<<<<

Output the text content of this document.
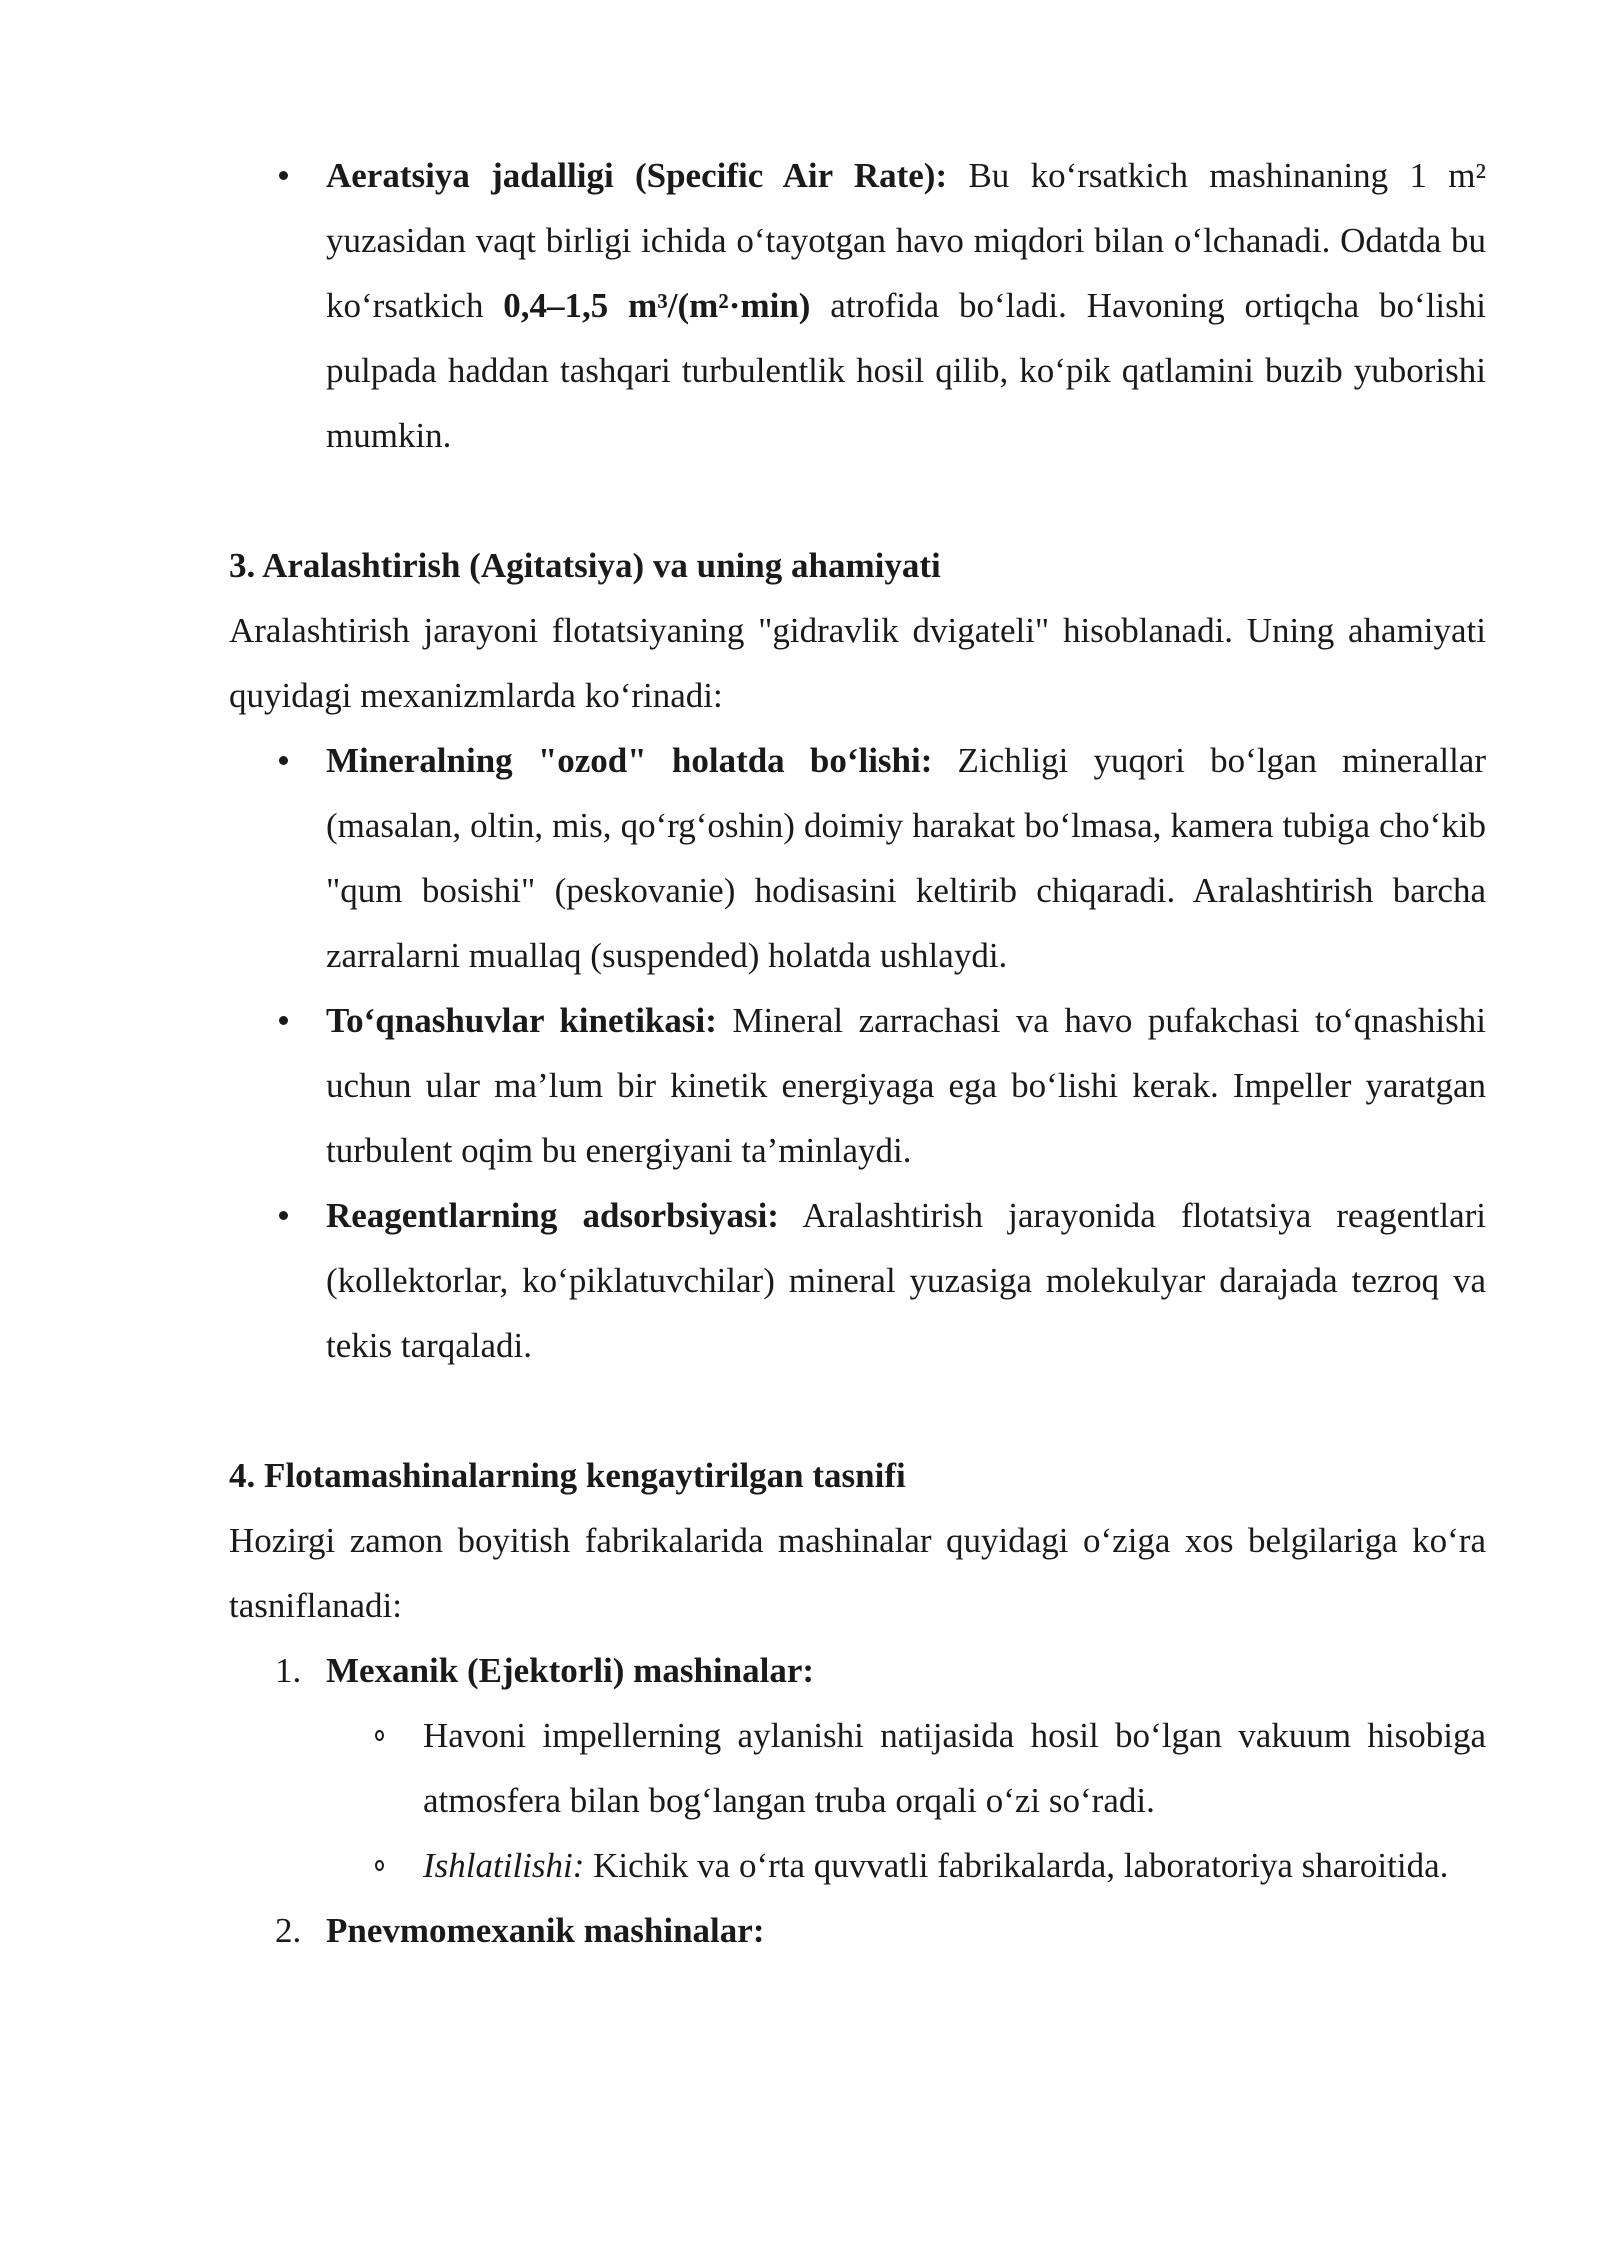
Aeratsiya jadalligi (Specific Air Rate): Bu ko‘rsatkich mashinaning 1 m² yuzasidan vaqt birligi ichida o‘tayotgan havo miqdori bilan o‘lchanadi. Odatda bu ko‘rsatkich 0,4–1,5 m³/(m²·min) atrofida bo‘ladi. Havoning ortiqcha bo‘lishi pulpada haddan tashqari turbulentlik hosil qilib, ko‘pik qatlamini buzib yuborishi mumkin.
3. Aralashtirish (Agitatsiya) va uning ahamiyati

Aralashtirish jarayoni flotatsiyaning "gidravlik dvigateli" hisoblanadi. Uning ahamiyati quyidagi mexanizmlarda ko‘rinadi:

Mineralning "ozod" holatda bo‘lishi: Zichligi yuqori bo‘lgan minerallar (masalan, oltin, mis, qo‘rg‘oshin) doimiy harakat bo‘lmasa, kamera tubiga cho‘kib "qum bosishi" (peskovanie) hodisasini keltirib chiqaradi. Aralashtirish barcha zarralarni muallaq (suspended) holatda ushlaydi.
To‘qnashuvlar kinetikasi: Mineral zarrachasi va havo pufakchasi to‘qnashishi uchun ular ma’lum bir kinetik energiyaga ega bo‘lishi kerak. Impeller yaratgan turbulent oqim bu energiyani ta’minlaydi.
Reagentlarning adsorbsiyasi: Aralashtirish jarayonida flotatsiya reagentlari (kollektorlar, ko‘piklatuvchilar) mineral yuzasiga molekulyar darajada tezroq va tekis tarqaladi.
4. Flotamashinalarning kengaytirilgan tasnifi

Hozirgi zamon boyitish fabrikalarida mashinalar quyidagi o‘ziga xos belgilariga ko‘ra tasniflanadi:

1. Mexanik (Ejektorli) mashinalar:
Havoni impellerning aylanishi natijasida hosil bo‘lgan vakuum hisobiga atmosfera bilan bog‘langan truba orqali o‘zi so‘radi.
Ishlatilishi: Kichik va o‘rta quvvatli fabrikalarda, laboratoriya sharoitida.
2. Pnevmomexanik mashinalar:
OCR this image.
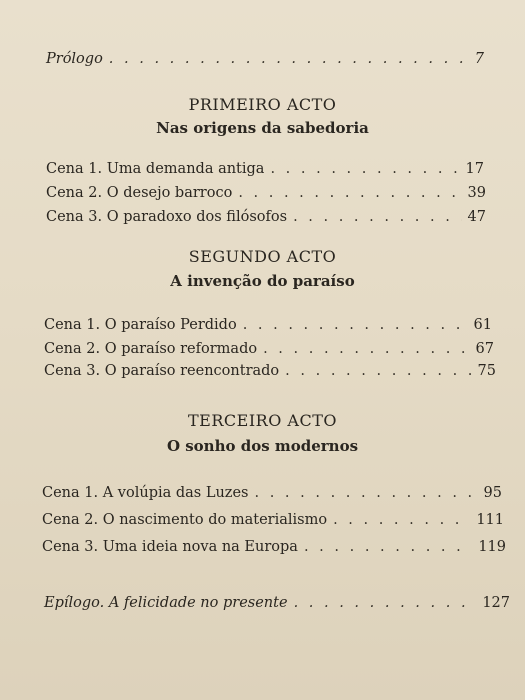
Prólogo . . .	7
PRIMEIRO ACTO
Nas origens da sabedoria
Cena 1. Uma demanda antiga . . .	17
Cena 2. O desejo barroco . . .	39
Cena 3. O paradoxo dos filósofos . . .	47
SEGUNDO ACTO
A invenção do paraíso
Cena 1. O paraíso Perdido . . .	61
Cena 2. O paraíso reformado . . .	67
Cena 3. O paraíso reencontrado . . .	75
TERCEIRO ACTO
O sonho dos modernos
Cena 1. A volúpia das Luzes . . .	95
Cena 2. O nascimento do materialismo . . .	111
Cena 3. Uma ideia nova na Europa . . .	119
Epílogo. A felicidade no presente . . .	127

>>>>

Instructions to follow:
Exactly those lines that run from the line holding "OCR this image." to the end of the listing above, both included, are to be reproduced, with pictures left out.

Exercise answer:
OCR this image.
Prólogo . . .	7
PRIMEIRO ACTO
Nas origens da sabedoria
Cena 1. Uma demanda antiga . . .	17
Cena 2. O desejo barroco . . .	39
Cena 3. O paradoxo dos filósofos . . .	47
SEGUNDO ACTO
A invenção do paraíso
Cena 1. O paraíso Perdido . . .	61
Cena 2. O paraíso reformado . . .	67
Cena 3. O paraíso reencontrado . . .	75
TERCEIRO ACTO
O sonho dos modernos
Cena 1. A volúpia das Luzes . . .	95
Cena 2. O nascimento do materialismo . . .	111
Cena 3. Uma ideia nova na Europa . . .	119
Epílogo. A felicidade no presente . . .	127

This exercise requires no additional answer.